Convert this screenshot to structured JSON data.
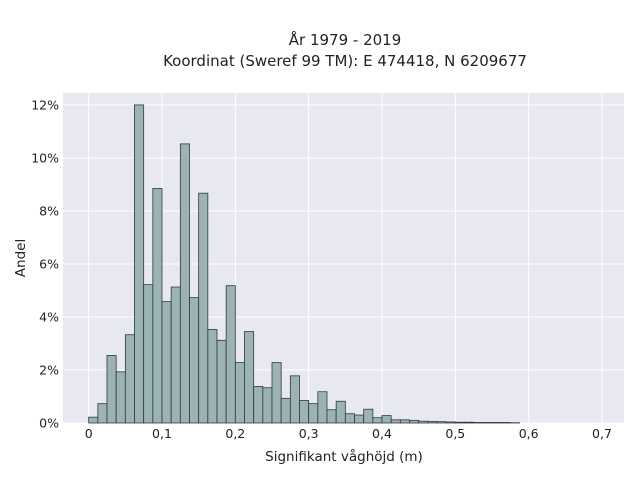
{
  "chart_data": {
    "type": "bar",
    "title": "År 1979 - 2019",
    "subtitle": "Koordinat (Sweref 99 TM): E 474418, N 6209677",
    "xlabel": "Signifikant våghöjd (m)",
    "ylabel": "Andel",
    "xlim": [
      -0.035,
      0.73
    ],
    "ylim": [
      0,
      0.1245
    ],
    "xticks": [
      0,
      0.1,
      0.2,
      0.3,
      0.4,
      0.5,
      0.6,
      0.7
    ],
    "xtick_labels": [
      "0",
      "0,1",
      "0,2",
      "0,3",
      "0,4",
      "0,5",
      "0,6",
      "0,7"
    ],
    "yticks": [
      0,
      0.02,
      0.04,
      0.06,
      0.08,
      0.1,
      0.12
    ],
    "ytick_labels": [
      "0%",
      "2%",
      "4%",
      "6%",
      "8%",
      "10%",
      "12%"
    ],
    "bin_width": 0.0125,
    "bin_start": 0,
    "values": [
      0.0022,
      0.0073,
      0.0255,
      0.0193,
      0.0333,
      0.12,
      0.0522,
      0.0885,
      0.0458,
      0.0513,
      0.1053,
      0.0473,
      0.0867,
      0.0353,
      0.0312,
      0.0518,
      0.0228,
      0.0345,
      0.0138,
      0.0133,
      0.0228,
      0.0093,
      0.0178,
      0.0085,
      0.0073,
      0.0118,
      0.005,
      0.0082,
      0.0035,
      0.003,
      0.0052,
      0.002,
      0.0028,
      0.0012,
      0.0012,
      0.001,
      0.0007,
      0.0006,
      0.0005,
      0.0004,
      0.0003,
      0.0003,
      0.0002,
      0.0002,
      0.0002,
      0.0002,
      0.0001
    ],
    "grid": true,
    "colors": {
      "bar_fill": "#9bb3b3",
      "bar_edge": "#2f3b3b",
      "plot_background": "#e8e8f0",
      "grid": "#ffffff"
    }
  }
}
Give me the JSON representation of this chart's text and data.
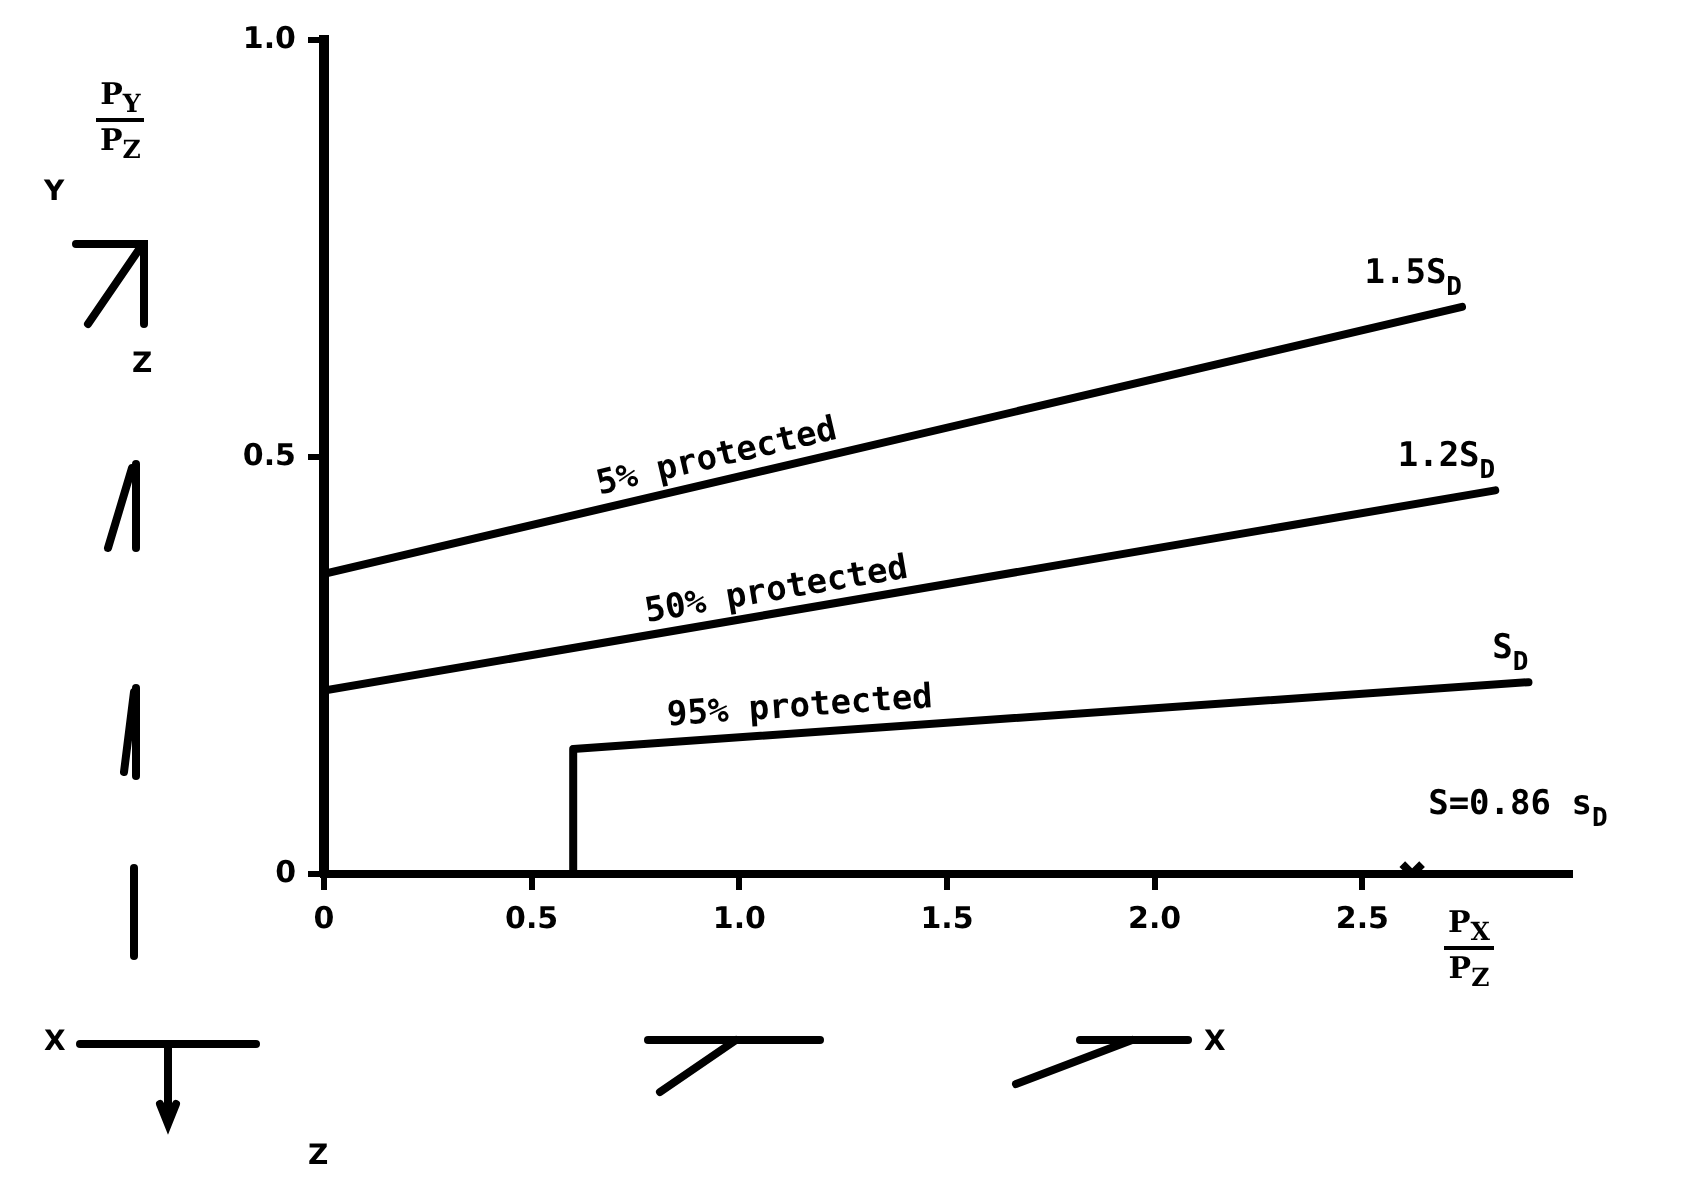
{
  "chart_data": {
    "type": "line",
    "xlabel": "P$_{X}$\nP$_{Z}$",
    "ylabel": "P$_{Y}$\nP$_{Z}$",
    "xlim": [
      0,
      3.0
    ],
    "ylim": [
      0,
      1.0
    ],
    "xticks": [
      0,
      0.5,
      {
        "value": 1,
        "label": "1.0"
      },
      1.5,
      {
        "value": 2,
        "label": "2.0"
      },
      2.5
    ],
    "yticks": [
      0,
      0.5,
      {
        "value": 1,
        "label": "1.0"
      }
    ],
    "grid": false,
    "legend": false,
    "marker": "none",
    "line_style": "solid",
    "series": [
      {
        "name": "1.5S$_{D}$",
        "color": "#000000",
        "x": [
          0,
          2.74
        ],
        "values": [
          0.36,
          0.68
        ]
      },
      {
        "name": "1.2S$_{D}$",
        "color": "#000000",
        "x": [
          0,
          2.82
        ],
        "values": [
          0.22,
          0.46
        ]
      },
      {
        "name": "S$_{D}$",
        "color": "#000000",
        "x": [
          0.6,
          0.6,
          2.9
        ],
        "values": [
          0,
          0.15,
          0.23
        ]
      },
      {
        "type": "scatter",
        "marker": "cross",
        "color": "#000000",
        "x": [
          2.62
        ],
        "values": [
          0
        ]
      }
    ],
    "annotations": [
      {
        "text": "5% protected",
        "x": 0.96,
        "y": 0.47
      },
      {
        "text": "50% protected",
        "x": 1.1,
        "y": 0.31
      },
      {
        "text": "95% protected",
        "x": 1.15,
        "y": 0.17
      },
      {
        "text": "S=0.86 s$_{D}$",
        "x": 2.62,
        "y": 0
      },
      "Y",
      "Z",
      "X",
      "Z",
      "X"
    ]
  }
}
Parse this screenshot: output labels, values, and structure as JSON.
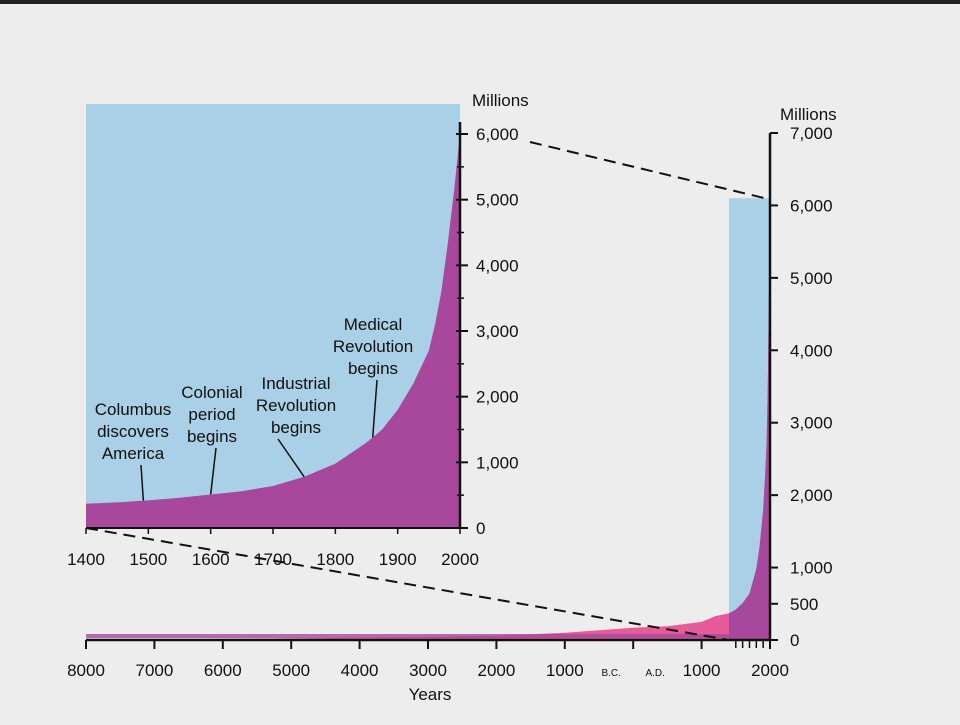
{
  "colors": {
    "background": "#ededed",
    "sky": "#a9d0e6",
    "inset_population": "#a8489c",
    "main_population": "#e65c9a",
    "main_dark_band": "#a8489c",
    "axis": "#111111",
    "top_border": "#222222"
  },
  "chart_data": [
    {
      "id": "inset",
      "type": "area",
      "x_unit": "years (A.D.)",
      "xlim": [
        1400,
        2000
      ],
      "ylim": [
        0,
        6000
      ],
      "ylabel": "Millions",
      "x_ticks": [
        1400,
        1500,
        1600,
        1700,
        1800,
        1900,
        2000
      ],
      "x_tick_labels": [
        "1400",
        "1500",
        "1600",
        "1700",
        "1800",
        "1900",
        "2000"
      ],
      "y_ticks": [
        0,
        1000,
        2000,
        3000,
        4000,
        5000,
        6000
      ],
      "y_tick_labels": [
        "0",
        "1,000",
        "2,000",
        "3,000",
        "4,000",
        "5,000",
        "6,000"
      ],
      "series": [
        {
          "x": [
            1400,
            1450,
            1500,
            1550,
            1600,
            1650,
            1700,
            1750,
            1800,
            1850,
            1875,
            1900,
            1925,
            1950,
            1960,
            1970,
            1980,
            1990,
            2000
          ],
          "y": [
            370,
            390,
            420,
            460,
            510,
            560,
            640,
            780,
            980,
            1300,
            1500,
            1800,
            2200,
            2700,
            3100,
            3600,
            4300,
            5100,
            6000
          ]
        }
      ],
      "annotations": [
        {
          "lines": [
            "Columbus",
            "discovers",
            "America"
          ],
          "x": 1492,
          "y": 400
        },
        {
          "lines": [
            "Colonial",
            "period",
            "begins"
          ],
          "x": 1600,
          "y": 520
        },
        {
          "lines": [
            "Industrial",
            "Revolution",
            "begins"
          ],
          "x": 1750,
          "y": 780
        },
        {
          "lines": [
            "Medical",
            "Revolution",
            "begins"
          ],
          "x": 1860,
          "y": 1350
        }
      ]
    },
    {
      "id": "main",
      "type": "area",
      "x_unit": "years (negative = B.C.)",
      "xlim": [
        -8000,
        2000
      ],
      "ylim": [
        0,
        7000
      ],
      "xlabel": "Years",
      "ylabel": "Millions",
      "x_ticks": [
        -8000,
        -7000,
        -6000,
        -5000,
        -4000,
        -3000,
        -2000,
        -1000,
        0,
        1000,
        2000
      ],
      "x_tick_labels": [
        "8000",
        "7000",
        "6000",
        "5000",
        "4000",
        "3000",
        "2000",
        "1000",
        "",
        "1000",
        "2000"
      ],
      "era_labels": [
        "B.C.",
        "A.D."
      ],
      "y_ticks": [
        0,
        500,
        1000,
        2000,
        3000,
        4000,
        5000,
        6000,
        7000
      ],
      "y_tick_labels": [
        "0",
        "500",
        "1,000",
        "2,000",
        "3,000",
        "4,000",
        "5,000",
        "6,000",
        "7,000"
      ],
      "series": [
        {
          "x": [
            -8000,
            -6000,
            -4000,
            -2000,
            -1000,
            0,
            500,
            1000,
            1200,
            1400,
            1500,
            1600,
            1700,
            1800,
            1850,
            1900,
            1925,
            1950,
            1970,
            1985,
            2000
          ],
          "y": [
            5,
            15,
            30,
            60,
            100,
            170,
            190,
            250,
            330,
            370,
            420,
            510,
            640,
            980,
            1300,
            1800,
            2200,
            2700,
            3600,
            4800,
            6100
          ]
        }
      ],
      "zoom_region": {
        "x": [
          1400,
          2000
        ],
        "y": [
          0,
          6100
        ]
      }
    }
  ]
}
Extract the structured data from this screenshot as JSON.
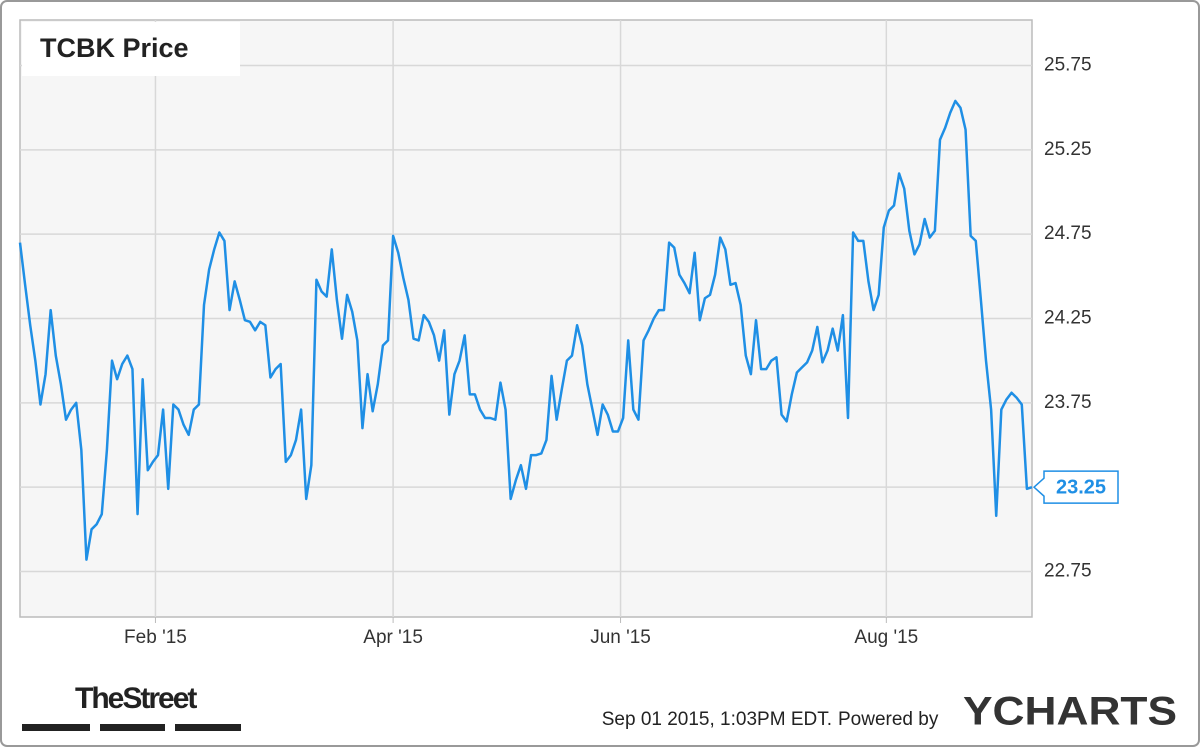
{
  "chart_data": {
    "type": "line",
    "title": "TCBK Price",
    "series": [
      {
        "name": "TCBK Price",
        "color": "#1f8fe5",
        "values": [
          24.7,
          24.45,
          24.21,
          24.0,
          23.74,
          23.92,
          24.3,
          24.03,
          23.86,
          23.65,
          23.71,
          23.75,
          23.47,
          22.82,
          23.0,
          23.03,
          23.09,
          23.47,
          24.0,
          23.89,
          23.98,
          24.03,
          23.95,
          23.09,
          23.89,
          23.35,
          23.4,
          23.44,
          23.71,
          23.24,
          23.74,
          23.71,
          23.62,
          23.56,
          23.71,
          23.74,
          24.33,
          24.54,
          24.66,
          24.76,
          24.71,
          24.3,
          24.47,
          24.36,
          24.24,
          24.23,
          24.18,
          24.23,
          24.21,
          23.9,
          23.95,
          23.98,
          23.4,
          23.44,
          23.53,
          23.71,
          23.18,
          23.38,
          24.48,
          24.41,
          24.38,
          24.66,
          24.36,
          24.13,
          24.39,
          24.29,
          24.12,
          23.6,
          23.92,
          23.7,
          23.86,
          24.09,
          24.12,
          24.74,
          24.64,
          24.49,
          24.36,
          24.13,
          24.12,
          24.27,
          24.23,
          24.15,
          24.0,
          24.18,
          23.68,
          23.92,
          24.0,
          24.15,
          23.8,
          23.8,
          23.71,
          23.66,
          23.66,
          23.65,
          23.87,
          23.71,
          23.18,
          23.29,
          23.38,
          23.24,
          23.44,
          23.44,
          23.45,
          23.53,
          23.91,
          23.65,
          23.83,
          24.0,
          24.03,
          24.21,
          24.09,
          23.86,
          23.71,
          23.56,
          23.74,
          23.68,
          23.58,
          23.58,
          23.66,
          24.12,
          23.71,
          23.65,
          24.12,
          24.18,
          24.25,
          24.3,
          24.3,
          24.7,
          24.67,
          24.51,
          24.46,
          24.4,
          24.64,
          24.24,
          24.37,
          24.39,
          24.51,
          24.73,
          24.66,
          24.45,
          24.46,
          24.33,
          24.03,
          23.92,
          24.24,
          23.95,
          23.95,
          24.0,
          24.02,
          23.68,
          23.64,
          23.8,
          23.93,
          23.96,
          23.99,
          24.06,
          24.2,
          23.99,
          24.06,
          24.19,
          24.06,
          24.27,
          23.66,
          24.76,
          24.71,
          24.71,
          24.47,
          24.3,
          24.39,
          24.79,
          24.89,
          24.92,
          25.11,
          25.02,
          24.77,
          24.63,
          24.69,
          24.84,
          24.73,
          24.77,
          25.31,
          25.38,
          25.47,
          25.54,
          25.5,
          25.37,
          24.74,
          24.71,
          24.36,
          24.0,
          23.71,
          23.08,
          23.71,
          23.77,
          23.81,
          23.78,
          23.74,
          23.24,
          23.25
        ]
      }
    ],
    "xlim": [
      0,
      198
    ],
    "xticks": [
      {
        "value": 26.5,
        "label": "Feb '15"
      },
      {
        "value": 73,
        "label": "Apr '15"
      },
      {
        "value": 117.5,
        "label": "Jun '15"
      },
      {
        "value": 169.5,
        "label": "Aug '15"
      }
    ],
    "ylim": [
      22.48,
      26.02
    ],
    "yticks": [
      22.75,
      23.25,
      23.75,
      24.25,
      24.75,
      25.25,
      25.75
    ],
    "grid": true,
    "timestamp": "Sep 01 2015, 1:03PM EDT.",
    "powered_by": "Powered by",
    "brand": "YCHARTS",
    "source": "TheStreet"
  }
}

**Exercise objective**.
Filter the records above for "ylabel" and copy every matching line.

**Written answer**.
    "ylabel": "Andel",
    "ylabel": "P$_{Y}$\nP$_{Z}$",
      "ylabel": "Millions",
      "ylabel": "Millions",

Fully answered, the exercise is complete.